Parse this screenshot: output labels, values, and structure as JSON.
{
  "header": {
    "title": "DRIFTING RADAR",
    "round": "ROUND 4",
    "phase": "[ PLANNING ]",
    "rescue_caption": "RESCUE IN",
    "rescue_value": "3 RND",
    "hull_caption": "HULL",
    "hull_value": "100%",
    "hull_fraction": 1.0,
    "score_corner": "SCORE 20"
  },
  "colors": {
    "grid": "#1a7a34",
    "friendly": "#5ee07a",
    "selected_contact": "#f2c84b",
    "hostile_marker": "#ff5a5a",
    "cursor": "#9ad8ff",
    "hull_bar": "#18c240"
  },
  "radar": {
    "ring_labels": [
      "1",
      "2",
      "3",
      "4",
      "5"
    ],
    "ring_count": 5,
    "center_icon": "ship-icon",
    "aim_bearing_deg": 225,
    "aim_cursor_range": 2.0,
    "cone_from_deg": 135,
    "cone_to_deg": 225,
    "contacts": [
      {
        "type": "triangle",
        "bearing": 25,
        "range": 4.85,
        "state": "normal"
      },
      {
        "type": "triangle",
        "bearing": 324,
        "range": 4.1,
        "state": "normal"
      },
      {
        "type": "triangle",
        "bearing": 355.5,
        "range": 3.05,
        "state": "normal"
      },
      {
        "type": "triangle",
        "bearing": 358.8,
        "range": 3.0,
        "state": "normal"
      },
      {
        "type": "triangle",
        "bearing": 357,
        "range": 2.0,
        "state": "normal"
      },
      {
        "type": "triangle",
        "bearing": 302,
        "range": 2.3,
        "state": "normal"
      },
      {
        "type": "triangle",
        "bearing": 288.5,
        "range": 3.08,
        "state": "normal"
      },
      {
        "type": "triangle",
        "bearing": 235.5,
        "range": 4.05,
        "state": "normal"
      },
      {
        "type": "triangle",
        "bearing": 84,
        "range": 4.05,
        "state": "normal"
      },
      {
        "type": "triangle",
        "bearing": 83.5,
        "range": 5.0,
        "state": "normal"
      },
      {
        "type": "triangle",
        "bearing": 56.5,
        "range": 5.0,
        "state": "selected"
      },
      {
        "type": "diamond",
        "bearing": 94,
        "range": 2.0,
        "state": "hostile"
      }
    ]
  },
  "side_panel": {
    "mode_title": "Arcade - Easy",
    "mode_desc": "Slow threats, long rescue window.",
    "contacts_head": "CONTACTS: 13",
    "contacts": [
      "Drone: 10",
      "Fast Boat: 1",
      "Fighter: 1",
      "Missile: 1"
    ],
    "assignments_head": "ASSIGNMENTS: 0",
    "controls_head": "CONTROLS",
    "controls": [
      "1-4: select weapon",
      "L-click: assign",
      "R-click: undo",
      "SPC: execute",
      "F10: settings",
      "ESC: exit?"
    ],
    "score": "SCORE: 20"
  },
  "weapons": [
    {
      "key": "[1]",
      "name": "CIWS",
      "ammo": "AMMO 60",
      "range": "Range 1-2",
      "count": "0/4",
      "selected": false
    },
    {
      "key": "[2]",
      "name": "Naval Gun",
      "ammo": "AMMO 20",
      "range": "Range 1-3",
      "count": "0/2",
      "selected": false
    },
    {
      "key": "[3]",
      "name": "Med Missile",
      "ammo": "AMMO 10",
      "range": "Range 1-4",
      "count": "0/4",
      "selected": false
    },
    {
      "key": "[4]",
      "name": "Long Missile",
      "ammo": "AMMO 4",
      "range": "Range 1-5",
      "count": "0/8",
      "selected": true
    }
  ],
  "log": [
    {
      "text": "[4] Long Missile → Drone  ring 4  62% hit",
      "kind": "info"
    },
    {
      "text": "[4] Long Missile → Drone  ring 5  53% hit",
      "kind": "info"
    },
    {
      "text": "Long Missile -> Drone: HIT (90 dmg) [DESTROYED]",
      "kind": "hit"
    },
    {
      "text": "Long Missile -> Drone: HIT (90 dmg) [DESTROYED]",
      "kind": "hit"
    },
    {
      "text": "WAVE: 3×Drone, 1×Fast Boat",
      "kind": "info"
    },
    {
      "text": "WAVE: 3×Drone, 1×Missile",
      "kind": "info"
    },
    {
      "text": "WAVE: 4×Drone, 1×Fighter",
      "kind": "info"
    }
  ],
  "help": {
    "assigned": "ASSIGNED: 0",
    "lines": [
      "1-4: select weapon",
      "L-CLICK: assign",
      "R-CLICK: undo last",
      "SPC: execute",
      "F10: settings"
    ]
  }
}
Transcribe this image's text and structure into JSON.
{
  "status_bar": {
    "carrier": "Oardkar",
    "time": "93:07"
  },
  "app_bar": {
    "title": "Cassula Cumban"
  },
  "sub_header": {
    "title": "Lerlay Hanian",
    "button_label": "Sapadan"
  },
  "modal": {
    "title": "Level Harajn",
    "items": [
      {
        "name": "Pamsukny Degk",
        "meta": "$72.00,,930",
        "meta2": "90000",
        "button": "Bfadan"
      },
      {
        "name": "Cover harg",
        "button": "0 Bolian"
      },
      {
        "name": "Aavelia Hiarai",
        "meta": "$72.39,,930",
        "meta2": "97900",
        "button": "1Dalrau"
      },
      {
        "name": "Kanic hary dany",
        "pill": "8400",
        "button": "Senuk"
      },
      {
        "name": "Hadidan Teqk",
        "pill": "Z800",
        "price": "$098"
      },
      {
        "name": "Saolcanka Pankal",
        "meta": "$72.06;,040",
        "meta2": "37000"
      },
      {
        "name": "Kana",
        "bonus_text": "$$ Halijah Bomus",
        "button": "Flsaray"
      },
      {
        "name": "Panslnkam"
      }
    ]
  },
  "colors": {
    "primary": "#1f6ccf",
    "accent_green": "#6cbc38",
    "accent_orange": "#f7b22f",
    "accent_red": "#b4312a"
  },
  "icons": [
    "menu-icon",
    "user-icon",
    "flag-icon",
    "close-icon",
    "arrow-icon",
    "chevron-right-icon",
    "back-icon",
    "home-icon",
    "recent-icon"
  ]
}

---*---

§ **Request**
Return each entry from the material above exactly as it appears.

§ **Solution**
Parse this screenshot: output labels, values, and structure as JSON.
{
  "header": {
    "title": "DRIFTING RADAR",
    "round": "ROUND 4",
    "phase": "[ PLANNING ]",
    "rescue_caption": "RESCUE IN",
    "rescue_value": "3 RND",
    "hull_caption": "HULL",
    "hull_value": "100%",
    "hull_fraction": 1.0,
    "score_corner": "SCORE 20"
  },
  "colors": {
    "grid": "#1a7a34",
    "friendly": "#5ee07a",
    "selected_contact": "#f2c84b",
    "hostile_marker": "#ff5a5a",
    "cursor": "#9ad8ff",
    "hull_bar": "#18c240"
  },
  "radar": {
    "ring_labels": [
      "1",
      "2",
      "3",
      "4",
      "5"
    ],
    "ring_count": 5,
    "center_icon": "ship-icon",
    "aim_bearing_deg": 225,
    "aim_cursor_range": 2.0,
    "cone_from_deg": 135,
    "cone_to_deg": 225,
    "contacts": [
      {
        "type": "triangle",
        "bearing": 25,
        "range": 4.85,
        "state": "normal"
      },
      {
        "type": "triangle",
        "bearing": 324,
        "range": 4.1,
        "state": "normal"
      },
      {
        "type": "triangle",
        "bearing": 355.5,
        "range": 3.05,
        "state": "normal"
      },
      {
        "type": "triangle",
        "bearing": 358.8,
        "range": 3.0,
        "state": "normal"
      },
      {
        "type": "triangle",
        "bearing": 357,
        "range": 2.0,
        "state": "normal"
      },
      {
        "type": "triangle",
        "bearing": 302,
        "range": 2.3,
        "state": "normal"
      },
      {
        "type": "triangle",
        "bearing": 288.5,
        "range": 3.08,
        "state": "normal"
      },
      {
        "type": "triangle",
        "bearing": 235.5,
        "range": 4.05,
        "state": "normal"
      },
      {
        "type": "triangle",
        "bearing": 84,
        "range": 4.05,
        "state": "normal"
      },
      {
        "type": "triangle",
        "bearing": 83.5,
        "range": 5.0,
        "state": "normal"
      },
      {
        "type": "triangle",
        "bearing": 56.5,
        "range": 5.0,
        "state": "selected"
      },
      {
        "type": "diamond",
        "bearing": 94,
        "range": 2.0,
        "state": "hostile"
      }
    ]
  },
  "side_panel": {
    "mode_title": "Arcade - Easy",
    "mode_desc": "Slow threats, long rescue window.",
    "contacts_head": "CONTACTS: 13",
    "contacts": [
      "Drone: 10",
      "Fast Boat: 1",
      "Fighter: 1",
      "Missile: 1"
    ],
    "assignments_head": "ASSIGNMENTS: 0",
    "controls_head": "CONTROLS",
    "controls": [
      "1-4: select weapon",
      "L-click: assign",
      "R-click: undo",
      "SPC: execute",
      "F10: settings",
      "ESC: exit?"
    ],
    "score": "SCORE: 20"
  },
  "weapons": [
    {
      "key": "[1]",
      "name": "CIWS",
      "ammo": "AMMO 60",
      "range": "Range 1-2",
      "count": "0/4",
      "selected": false
    },
    {
      "key": "[2]",
      "name": "Naval Gun",
      "ammo": "AMMO 20",
      "range": "Range 1-3",
      "count": "0/2",
      "selected": false
    },
    {
      "key": "[3]",
      "name": "Med Missile",
      "ammo": "AMMO 10",
      "range": "Range 1-4",
      "count": "0/4",
      "selected": false
    },
    {
      "key": "[4]",
      "name": "Long Missile",
      "ammo": "AMMO 4",
      "range": "Range 1-5",
      "count": "0/8",
      "selected": true
    }
  ],
  "log": [
    {
      "text": "[4] Long Missile → Drone  ring 4  62% hit",
      "kind": "info"
    },
    {
      "text": "[4] Long Missile → Drone  ring 5  53% hit",
      "kind": "info"
    },
    {
      "text": "Long Missile -> Drone: HIT (90 dmg) [DESTROYED]",
      "kind": "hit"
    },
    {
      "text": "Long Missile -> Drone: HIT (90 dmg) [DESTROYED]",
      "kind": "hit"
    },
    {
      "text": "WAVE: 3×Drone, 1×Fast Boat",
      "kind": "info"
    },
    {
      "text": "WAVE: 3×Drone, 1×Missile",
      "kind": "info"
    },
    {
      "text": "WAVE: 4×Drone, 1×Fighter",
      "kind": "info"
    }
  ],
  "help": {
    "assigned": "ASSIGNED: 0",
    "lines": [
      "1-4: select weapon",
      "L-CLICK: assign",
      "R-CLICK: undo last",
      "SPC: execute",
      "F10: settings"
    ]
  }
}
Transcribe this image's text and structure into JSON.
{
  "status_bar": {
    "carrier": "Oardkar",
    "time": "93:07"
  },
  "app_bar": {
    "title": "Cassula Cumban"
  },
  "sub_header": {
    "title": "Lerlay Hanian",
    "button_label": "Sapadan"
  },
  "modal": {
    "title": "Level Harajn",
    "items": [
      {
        "name": "Pamsukny Degk",
        "meta": "$72.00,,930",
        "meta2": "90000",
        "button": "Bfadan"
      },
      {
        "name": "Cover harg",
        "button": "0 Bolian"
      },
      {
        "name": "Aavelia Hiarai",
        "meta": "$72.39,,930",
        "meta2": "97900",
        "button": "1Dalrau"
      },
      {
        "name": "Kanic hary dany",
        "pill": "8400",
        "button": "Senuk"
      },
      {
        "name": "Hadidan Teqk",
        "pill": "Z800",
        "price": "$098"
      },
      {
        "name": "Saolcanka Pankal",
        "meta": "$72.06;,040",
        "meta2": "37000"
      },
      {
        "name": "Kana",
        "bonus_text": "$$ Halijah Bomus",
        "button": "Flsaray"
      },
      {
        "name": "Panslnkam"
      }
    ]
  },
  "colors": {
    "primary": "#1f6ccf",
    "accent_green": "#6cbc38",
    "accent_orange": "#f7b22f",
    "accent_red": "#b4312a"
  },
  "icons": [
    "menu-icon",
    "user-icon",
    "flag-icon",
    "close-icon",
    "arrow-icon",
    "chevron-right-icon",
    "back-icon",
    "home-icon",
    "recent-icon"
  ]
}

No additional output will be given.